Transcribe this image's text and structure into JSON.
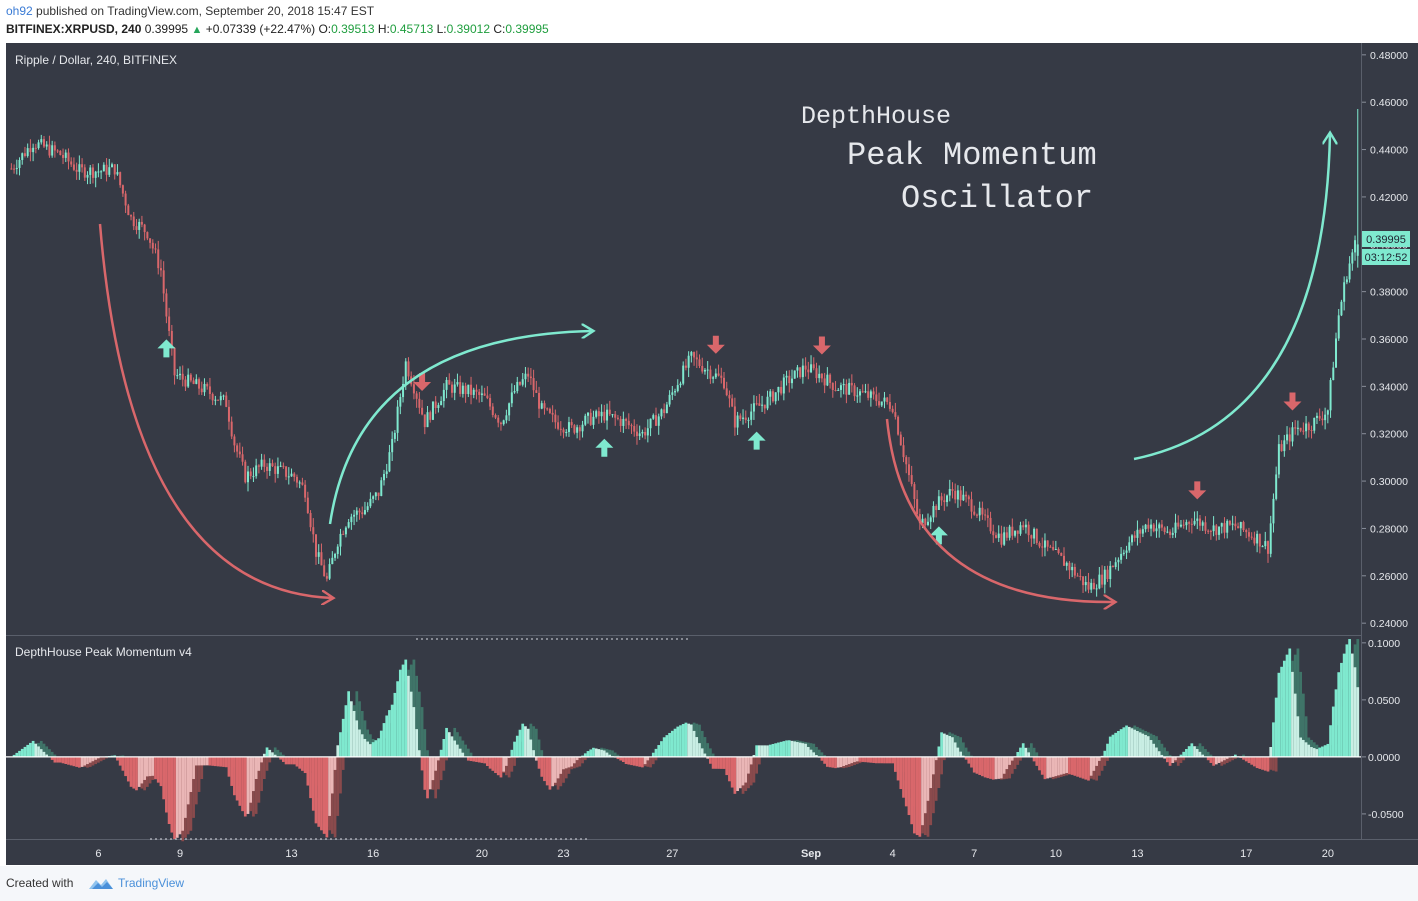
{
  "header": {
    "user": "oh92",
    "published_text": "published on TradingView.com, September 20, 2018 15:47 EST",
    "symbol": "BITFINEX:XRPUSD, 240",
    "last": "0.39995",
    "change": "+0.07339 (+22.47%)",
    "o_label": "O:",
    "o": "0.39513",
    "h_label": "H:",
    "h": "0.45713",
    "l_label": "L:",
    "l": "0.39012",
    "c_label": "C:",
    "c": "0.39995"
  },
  "price_pane": {
    "label": "Ripple / Dollar, 240, BITFINEX",
    "title_lines": [
      "DepthHouse",
      "Peak Momentum",
      "Oscillator"
    ],
    "last_price_tag": "0.39995",
    "countdown_tag": "03:12:52"
  },
  "osc_pane": {
    "label": "DepthHouse Peak Momentum v4"
  },
  "footer": {
    "created_with": "Created with",
    "brand": "TradingView"
  },
  "colors": {
    "background": "#363a45",
    "bull": "#7fe9cf",
    "bear": "#d9676b",
    "bull_light": "#c9eee4",
    "bear_light": "#eab6b6",
    "bull_dark": "#3f7468",
    "bear_dark": "#8a4a4c",
    "text": "#e6e8ec"
  },
  "chart_data": [
    {
      "type": "candlestick",
      "title": "Ripple / Dollar, 240, BITFINEX",
      "ylim": [
        0.235,
        0.485
      ],
      "y_ticks": [
        "0.48000",
        "0.46000",
        "0.44000",
        "0.42000",
        "0.40000",
        "0.38000",
        "0.36000",
        "0.34000",
        "0.32000",
        "0.30000",
        "0.28000",
        "0.26000",
        "0.24000"
      ],
      "x_ticks": [
        "6",
        "9",
        "13",
        "16",
        "20",
        "23",
        "27",
        "Sep",
        "4",
        "7",
        "10",
        "13",
        "17",
        "20"
      ],
      "close_path_anchors": [
        [
          0,
          0.432
        ],
        [
          8,
          0.443
        ],
        [
          18,
          0.438
        ],
        [
          25,
          0.431
        ],
        [
          33,
          0.431
        ],
        [
          38,
          0.432
        ],
        [
          44,
          0.411
        ],
        [
          50,
          0.405
        ],
        [
          55,
          0.389
        ],
        [
          57,
          0.37
        ],
        [
          60,
          0.345
        ],
        [
          65,
          0.342
        ],
        [
          72,
          0.338
        ],
        [
          79,
          0.333
        ],
        [
          82,
          0.316
        ],
        [
          86,
          0.302
        ],
        [
          93,
          0.307
        ],
        [
          104,
          0.302
        ],
        [
          108,
          0.296
        ],
        [
          112,
          0.27
        ],
        [
          116,
          0.258
        ],
        [
          120,
          0.275
        ],
        [
          124,
          0.285
        ],
        [
          130,
          0.288
        ],
        [
          135,
          0.295
        ],
        [
          140,
          0.315
        ],
        [
          145,
          0.35
        ],
        [
          148,
          0.34
        ],
        [
          152,
          0.325
        ],
        [
          160,
          0.34
        ],
        [
          168,
          0.338
        ],
        [
          174,
          0.335
        ],
        [
          180,
          0.325
        ],
        [
          185,
          0.338
        ],
        [
          190,
          0.345
        ],
        [
          195,
          0.33
        ],
        [
          200,
          0.325
        ],
        [
          206,
          0.322
        ],
        [
          212,
          0.326
        ],
        [
          218,
          0.328
        ],
        [
          225,
          0.325
        ],
        [
          232,
          0.32
        ],
        [
          240,
          0.33
        ],
        [
          245,
          0.342
        ],
        [
          250,
          0.352
        ],
        [
          256,
          0.347
        ],
        [
          262,
          0.342
        ],
        [
          266,
          0.325
        ],
        [
          270,
          0.328
        ],
        [
          278,
          0.334
        ],
        [
          285,
          0.342
        ],
        [
          292,
          0.348
        ],
        [
          297,
          0.345
        ],
        [
          303,
          0.34
        ],
        [
          310,
          0.338
        ],
        [
          317,
          0.335
        ],
        [
          324,
          0.332
        ],
        [
          330,
          0.302
        ],
        [
          334,
          0.281
        ],
        [
          340,
          0.29
        ],
        [
          346,
          0.296
        ],
        [
          353,
          0.29
        ],
        [
          358,
          0.283
        ],
        [
          364,
          0.276
        ],
        [
          372,
          0.282
        ],
        [
          380,
          0.272
        ],
        [
          388,
          0.265
        ],
        [
          396,
          0.255
        ],
        [
          402,
          0.26
        ],
        [
          410,
          0.273
        ],
        [
          418,
          0.282
        ],
        [
          426,
          0.278
        ],
        [
          434,
          0.284
        ],
        [
          442,
          0.28
        ],
        [
          450,
          0.281
        ],
        [
          458,
          0.276
        ],
        [
          462,
          0.272
        ],
        [
          466,
          0.313
        ],
        [
          472,
          0.322
        ],
        [
          478,
          0.324
        ],
        [
          484,
          0.33
        ],
        [
          488,
          0.37
        ],
        [
          491,
          0.388
        ],
        [
          494,
          0.4
        ]
      ],
      "signals": [
        {
          "index": 57,
          "direction": "up"
        },
        {
          "index": 151,
          "direction": "down"
        },
        {
          "index": 218,
          "direction": "up"
        },
        {
          "index": 259,
          "direction": "down"
        },
        {
          "index": 274,
          "direction": "up"
        },
        {
          "index": 298,
          "direction": "down"
        },
        {
          "index": 341,
          "direction": "up"
        },
        {
          "index": 436,
          "direction": "down"
        },
        {
          "index": 471,
          "direction": "down"
        }
      ],
      "ohlc_last": {
        "o": 0.39513,
        "h": 0.45713,
        "l": 0.39012,
        "c": 0.39995
      }
    },
    {
      "type": "bar",
      "title": "DepthHouse Peak Momentum v4",
      "ylim": [
        -0.072,
        0.106
      ],
      "y_ticks": [
        "0.1000",
        "0.0500",
        "0.0000",
        "-0.0500"
      ],
      "series_rule": "bull/bear colored histogram of momentum with lighter shade while fading and darker trail behind"
    }
  ]
}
════════════════════
Give the material again exactly as it is, but keep the pictures out.

Transcribe this image's text and structure into JSON.
{
  "header": {
    "user": "oh92",
    "published_text": "published on TradingView.com, September 20, 2018 15:47 EST",
    "symbol": "BITFINEX:XRPUSD, 240",
    "last": "0.39995",
    "change": "+0.07339 (+22.47%)",
    "o_label": "O:",
    "o": "0.39513",
    "h_label": "H:",
    "h": "0.45713",
    "l_label": "L:",
    "l": "0.39012",
    "c_label": "C:",
    "c": "0.39995"
  },
  "price_pane": {
    "label": "Ripple / Dollar, 240, BITFINEX",
    "title_lines": [
      "DepthHouse",
      "Peak Momentum",
      "Oscillator"
    ],
    "last_price_tag": "0.39995",
    "countdown_tag": "03:12:52"
  },
  "osc_pane": {
    "label": "DepthHouse Peak Momentum v4"
  },
  "footer": {
    "created_with": "Created with",
    "brand": "TradingView"
  },
  "colors": {
    "background": "#363a45",
    "bull": "#7fe9cf",
    "bear": "#d9676b",
    "bull_light": "#c9eee4",
    "bear_light": "#eab6b6",
    "bull_dark": "#3f7468",
    "bear_dark": "#8a4a4c",
    "text": "#e6e8ec"
  },
  "chart_data": [
    {
      "type": "candlestick",
      "title": "Ripple / Dollar, 240, BITFINEX",
      "ylim": [
        0.235,
        0.485
      ],
      "y_ticks": [
        "0.48000",
        "0.46000",
        "0.44000",
        "0.42000",
        "0.40000",
        "0.38000",
        "0.36000",
        "0.34000",
        "0.32000",
        "0.30000",
        "0.28000",
        "0.26000",
        "0.24000"
      ],
      "x_ticks": [
        "6",
        "9",
        "13",
        "16",
        "20",
        "23",
        "27",
        "Sep",
        "4",
        "7",
        "10",
        "13",
        "17",
        "20"
      ],
      "close_path_anchors": [
        [
          0,
          0.432
        ],
        [
          8,
          0.443
        ],
        [
          18,
          0.438
        ],
        [
          25,
          0.431
        ],
        [
          33,
          0.431
        ],
        [
          38,
          0.432
        ],
        [
          44,
          0.411
        ],
        [
          50,
          0.405
        ],
        [
          55,
          0.389
        ],
        [
          57,
          0.37
        ],
        [
          60,
          0.345
        ],
        [
          65,
          0.342
        ],
        [
          72,
          0.338
        ],
        [
          79,
          0.333
        ],
        [
          82,
          0.316
        ],
        [
          86,
          0.302
        ],
        [
          93,
          0.307
        ],
        [
          104,
          0.302
        ],
        [
          108,
          0.296
        ],
        [
          112,
          0.27
        ],
        [
          116,
          0.258
        ],
        [
          120,
          0.275
        ],
        [
          124,
          0.285
        ],
        [
          130,
          0.288
        ],
        [
          135,
          0.295
        ],
        [
          140,
          0.315
        ],
        [
          145,
          0.35
        ],
        [
          148,
          0.34
        ],
        [
          152,
          0.325
        ],
        [
          160,
          0.34
        ],
        [
          168,
          0.338
        ],
        [
          174,
          0.335
        ],
        [
          180,
          0.325
        ],
        [
          185,
          0.338
        ],
        [
          190,
          0.345
        ],
        [
          195,
          0.33
        ],
        [
          200,
          0.325
        ],
        [
          206,
          0.322
        ],
        [
          212,
          0.326
        ],
        [
          218,
          0.328
        ],
        [
          225,
          0.325
        ],
        [
          232,
          0.32
        ],
        [
          240,
          0.33
        ],
        [
          245,
          0.342
        ],
        [
          250,
          0.352
        ],
        [
          256,
          0.347
        ],
        [
          262,
          0.342
        ],
        [
          266,
          0.325
        ],
        [
          270,
          0.328
        ],
        [
          278,
          0.334
        ],
        [
          285,
          0.342
        ],
        [
          292,
          0.348
        ],
        [
          297,
          0.345
        ],
        [
          303,
          0.34
        ],
        [
          310,
          0.338
        ],
        [
          317,
          0.335
        ],
        [
          324,
          0.332
        ],
        [
          330,
          0.302
        ],
        [
          334,
          0.281
        ],
        [
          340,
          0.29
        ],
        [
          346,
          0.296
        ],
        [
          353,
          0.29
        ],
        [
          358,
          0.283
        ],
        [
          364,
          0.276
        ],
        [
          372,
          0.282
        ],
        [
          380,
          0.272
        ],
        [
          388,
          0.265
        ],
        [
          396,
          0.255
        ],
        [
          402,
          0.26
        ],
        [
          410,
          0.273
        ],
        [
          418,
          0.282
        ],
        [
          426,
          0.278
        ],
        [
          434,
          0.284
        ],
        [
          442,
          0.28
        ],
        [
          450,
          0.281
        ],
        [
          458,
          0.276
        ],
        [
          462,
          0.272
        ],
        [
          466,
          0.313
        ],
        [
          472,
          0.322
        ],
        [
          478,
          0.324
        ],
        [
          484,
          0.33
        ],
        [
          488,
          0.37
        ],
        [
          491,
          0.388
        ],
        [
          494,
          0.4
        ]
      ],
      "signals": [
        {
          "index": 57,
          "direction": "up"
        },
        {
          "index": 151,
          "direction": "down"
        },
        {
          "index": 218,
          "direction": "up"
        },
        {
          "index": 259,
          "direction": "down"
        },
        {
          "index": 274,
          "direction": "up"
        },
        {
          "index": 298,
          "direction": "down"
        },
        {
          "index": 341,
          "direction": "up"
        },
        {
          "index": 436,
          "direction": "down"
        },
        {
          "index": 471,
          "direction": "down"
        }
      ],
      "ohlc_last": {
        "o": 0.39513,
        "h": 0.45713,
        "l": 0.39012,
        "c": 0.39995
      }
    },
    {
      "type": "bar",
      "title": "DepthHouse Peak Momentum v4",
      "ylim": [
        -0.072,
        0.106
      ],
      "y_ticks": [
        "0.1000",
        "0.0500",
        "0.0000",
        "-0.0500"
      ],
      "series_rule": "bull/bear colored histogram of momentum with lighter shade while fading and darker trail behind"
    }
  ]
}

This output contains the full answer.